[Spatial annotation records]
◇ ◇ ◇ ◇ ◇

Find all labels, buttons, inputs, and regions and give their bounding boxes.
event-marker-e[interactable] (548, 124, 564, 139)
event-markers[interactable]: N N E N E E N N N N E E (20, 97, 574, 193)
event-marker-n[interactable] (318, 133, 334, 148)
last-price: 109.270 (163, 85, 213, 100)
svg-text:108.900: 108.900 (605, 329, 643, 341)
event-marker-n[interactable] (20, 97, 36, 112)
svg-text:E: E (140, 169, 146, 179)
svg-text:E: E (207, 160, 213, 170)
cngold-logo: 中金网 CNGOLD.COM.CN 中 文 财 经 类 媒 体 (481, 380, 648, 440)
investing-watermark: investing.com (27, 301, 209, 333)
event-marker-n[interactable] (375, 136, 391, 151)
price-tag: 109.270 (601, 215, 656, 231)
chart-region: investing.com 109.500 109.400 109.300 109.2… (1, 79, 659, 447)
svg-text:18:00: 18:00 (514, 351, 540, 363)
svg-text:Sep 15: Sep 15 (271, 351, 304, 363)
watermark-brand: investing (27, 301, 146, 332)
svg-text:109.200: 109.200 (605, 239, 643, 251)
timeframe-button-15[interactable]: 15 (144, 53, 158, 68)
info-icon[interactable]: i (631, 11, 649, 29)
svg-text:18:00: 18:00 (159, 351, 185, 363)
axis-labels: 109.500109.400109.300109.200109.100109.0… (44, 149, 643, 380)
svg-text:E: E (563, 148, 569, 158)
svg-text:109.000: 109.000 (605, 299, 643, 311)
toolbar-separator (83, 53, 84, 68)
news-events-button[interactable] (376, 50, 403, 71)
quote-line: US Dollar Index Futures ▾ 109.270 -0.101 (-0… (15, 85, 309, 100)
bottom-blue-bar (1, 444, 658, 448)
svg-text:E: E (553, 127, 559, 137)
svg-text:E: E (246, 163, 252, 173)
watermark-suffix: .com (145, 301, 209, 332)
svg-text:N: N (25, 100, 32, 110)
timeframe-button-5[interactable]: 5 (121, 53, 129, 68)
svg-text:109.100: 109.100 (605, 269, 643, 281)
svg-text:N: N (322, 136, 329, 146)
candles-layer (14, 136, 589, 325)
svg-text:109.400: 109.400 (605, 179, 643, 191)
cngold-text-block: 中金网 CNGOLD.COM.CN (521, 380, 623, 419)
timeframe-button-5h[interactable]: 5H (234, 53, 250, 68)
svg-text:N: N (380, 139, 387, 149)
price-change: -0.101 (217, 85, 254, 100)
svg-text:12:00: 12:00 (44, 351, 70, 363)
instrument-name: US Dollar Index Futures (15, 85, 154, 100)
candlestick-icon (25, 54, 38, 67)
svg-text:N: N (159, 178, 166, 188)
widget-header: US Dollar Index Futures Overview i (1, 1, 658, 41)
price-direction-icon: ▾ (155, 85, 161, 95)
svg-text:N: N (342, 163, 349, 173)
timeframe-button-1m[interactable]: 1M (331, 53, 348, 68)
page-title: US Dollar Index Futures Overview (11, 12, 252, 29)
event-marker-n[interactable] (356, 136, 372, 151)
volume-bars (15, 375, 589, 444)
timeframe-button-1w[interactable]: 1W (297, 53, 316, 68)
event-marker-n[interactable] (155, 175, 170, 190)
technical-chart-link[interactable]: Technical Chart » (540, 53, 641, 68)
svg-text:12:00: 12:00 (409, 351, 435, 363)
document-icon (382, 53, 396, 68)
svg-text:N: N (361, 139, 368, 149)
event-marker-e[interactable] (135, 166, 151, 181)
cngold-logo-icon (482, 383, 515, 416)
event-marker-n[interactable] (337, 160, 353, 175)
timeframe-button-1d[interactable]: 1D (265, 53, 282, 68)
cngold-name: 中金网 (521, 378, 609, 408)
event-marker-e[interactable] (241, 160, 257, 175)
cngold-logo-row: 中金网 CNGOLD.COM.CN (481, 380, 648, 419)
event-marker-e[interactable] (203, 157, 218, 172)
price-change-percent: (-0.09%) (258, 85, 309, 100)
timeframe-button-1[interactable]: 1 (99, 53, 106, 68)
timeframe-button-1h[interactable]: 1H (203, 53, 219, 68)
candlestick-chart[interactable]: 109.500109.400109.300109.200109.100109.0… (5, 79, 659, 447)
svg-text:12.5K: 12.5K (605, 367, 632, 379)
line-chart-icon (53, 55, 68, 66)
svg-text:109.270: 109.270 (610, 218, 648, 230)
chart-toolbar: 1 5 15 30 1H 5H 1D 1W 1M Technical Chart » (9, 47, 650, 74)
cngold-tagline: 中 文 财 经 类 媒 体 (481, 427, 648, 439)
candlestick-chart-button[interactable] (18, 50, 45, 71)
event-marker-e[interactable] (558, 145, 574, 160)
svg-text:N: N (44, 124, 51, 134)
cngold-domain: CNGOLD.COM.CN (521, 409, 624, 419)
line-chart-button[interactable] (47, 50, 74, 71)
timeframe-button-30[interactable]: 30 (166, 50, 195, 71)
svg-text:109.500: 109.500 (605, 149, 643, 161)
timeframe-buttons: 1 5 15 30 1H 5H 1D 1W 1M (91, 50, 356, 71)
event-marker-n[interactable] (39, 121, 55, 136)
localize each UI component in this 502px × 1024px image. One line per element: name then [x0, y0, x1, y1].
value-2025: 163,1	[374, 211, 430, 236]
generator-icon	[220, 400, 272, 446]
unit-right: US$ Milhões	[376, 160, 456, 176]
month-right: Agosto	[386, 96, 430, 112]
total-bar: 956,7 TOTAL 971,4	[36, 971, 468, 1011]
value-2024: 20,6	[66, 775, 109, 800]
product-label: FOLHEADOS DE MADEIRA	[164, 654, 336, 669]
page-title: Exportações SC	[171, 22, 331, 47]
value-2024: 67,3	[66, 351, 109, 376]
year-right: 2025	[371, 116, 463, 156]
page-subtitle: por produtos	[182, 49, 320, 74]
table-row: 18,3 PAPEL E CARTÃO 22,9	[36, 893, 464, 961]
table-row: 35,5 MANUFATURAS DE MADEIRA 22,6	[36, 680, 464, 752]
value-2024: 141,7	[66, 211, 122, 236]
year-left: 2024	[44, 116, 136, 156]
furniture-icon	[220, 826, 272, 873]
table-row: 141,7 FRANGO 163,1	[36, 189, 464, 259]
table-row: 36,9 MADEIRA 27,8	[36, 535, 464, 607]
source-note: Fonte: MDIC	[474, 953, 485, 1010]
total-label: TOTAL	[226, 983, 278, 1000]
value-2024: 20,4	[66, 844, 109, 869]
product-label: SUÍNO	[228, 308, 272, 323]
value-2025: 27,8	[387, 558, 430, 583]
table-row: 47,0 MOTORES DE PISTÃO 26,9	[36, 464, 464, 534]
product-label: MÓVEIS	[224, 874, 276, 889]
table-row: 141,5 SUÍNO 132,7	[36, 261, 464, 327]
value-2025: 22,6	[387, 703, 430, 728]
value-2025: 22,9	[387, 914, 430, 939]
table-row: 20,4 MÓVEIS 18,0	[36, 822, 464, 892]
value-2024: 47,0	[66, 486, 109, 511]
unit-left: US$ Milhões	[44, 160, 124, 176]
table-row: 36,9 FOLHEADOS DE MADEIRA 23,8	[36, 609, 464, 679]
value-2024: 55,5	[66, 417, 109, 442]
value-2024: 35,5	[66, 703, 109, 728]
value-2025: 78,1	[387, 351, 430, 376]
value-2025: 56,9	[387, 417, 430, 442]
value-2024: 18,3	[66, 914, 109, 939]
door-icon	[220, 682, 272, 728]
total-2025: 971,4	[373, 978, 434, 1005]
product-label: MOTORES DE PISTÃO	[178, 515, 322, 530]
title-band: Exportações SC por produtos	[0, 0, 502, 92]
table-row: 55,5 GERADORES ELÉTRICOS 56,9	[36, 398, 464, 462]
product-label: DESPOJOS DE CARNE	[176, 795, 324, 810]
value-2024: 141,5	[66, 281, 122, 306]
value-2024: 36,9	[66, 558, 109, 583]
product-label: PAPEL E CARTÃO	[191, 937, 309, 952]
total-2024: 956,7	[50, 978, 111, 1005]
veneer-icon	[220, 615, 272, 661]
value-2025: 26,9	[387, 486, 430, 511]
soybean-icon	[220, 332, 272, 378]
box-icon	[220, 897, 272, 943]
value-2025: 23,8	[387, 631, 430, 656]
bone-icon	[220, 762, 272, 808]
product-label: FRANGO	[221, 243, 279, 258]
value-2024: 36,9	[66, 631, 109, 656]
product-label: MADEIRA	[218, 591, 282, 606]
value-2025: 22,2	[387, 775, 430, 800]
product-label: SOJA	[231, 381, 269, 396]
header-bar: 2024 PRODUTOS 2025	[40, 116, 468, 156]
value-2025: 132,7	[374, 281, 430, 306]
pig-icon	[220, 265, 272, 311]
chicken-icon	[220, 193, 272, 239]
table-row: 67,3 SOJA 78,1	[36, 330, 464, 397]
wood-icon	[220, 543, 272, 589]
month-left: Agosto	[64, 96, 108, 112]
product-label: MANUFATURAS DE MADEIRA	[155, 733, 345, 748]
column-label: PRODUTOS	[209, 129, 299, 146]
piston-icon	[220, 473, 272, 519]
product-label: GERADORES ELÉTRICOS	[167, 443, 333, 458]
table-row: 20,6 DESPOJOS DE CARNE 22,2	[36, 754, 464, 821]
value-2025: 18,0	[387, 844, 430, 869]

◇ ◇ ◇ ◇ ◇

Goal
Quote the listing verbatim, starting at its first line and ending at the line that contains "price-tag: 109.270 (601, 215, 656, 231)", with both of those lines included.

Solution below
Find all labels, buttons, inputs, and regions and give their bounding boxes.
event-marker-e[interactable] (548, 124, 564, 139)
event-markers[interactable]: N N E N E E N N N N E E (20, 97, 574, 193)
event-marker-n[interactable] (318, 133, 334, 148)
last-price: 109.270 (163, 85, 213, 100)
svg-text:108.900: 108.900 (605, 329, 643, 341)
event-marker-n[interactable] (20, 97, 36, 112)
svg-text:E: E (140, 169, 146, 179)
svg-text:E: E (207, 160, 213, 170)
cngold-logo: 中金网 CNGOLD.COM.CN 中 文 财 经 类 媒 体 (481, 380, 648, 440)
investing-watermark: investing.com (27, 301, 209, 333)
event-marker-n[interactable] (375, 136, 391, 151)
price-tag: 109.270 (601, 215, 656, 231)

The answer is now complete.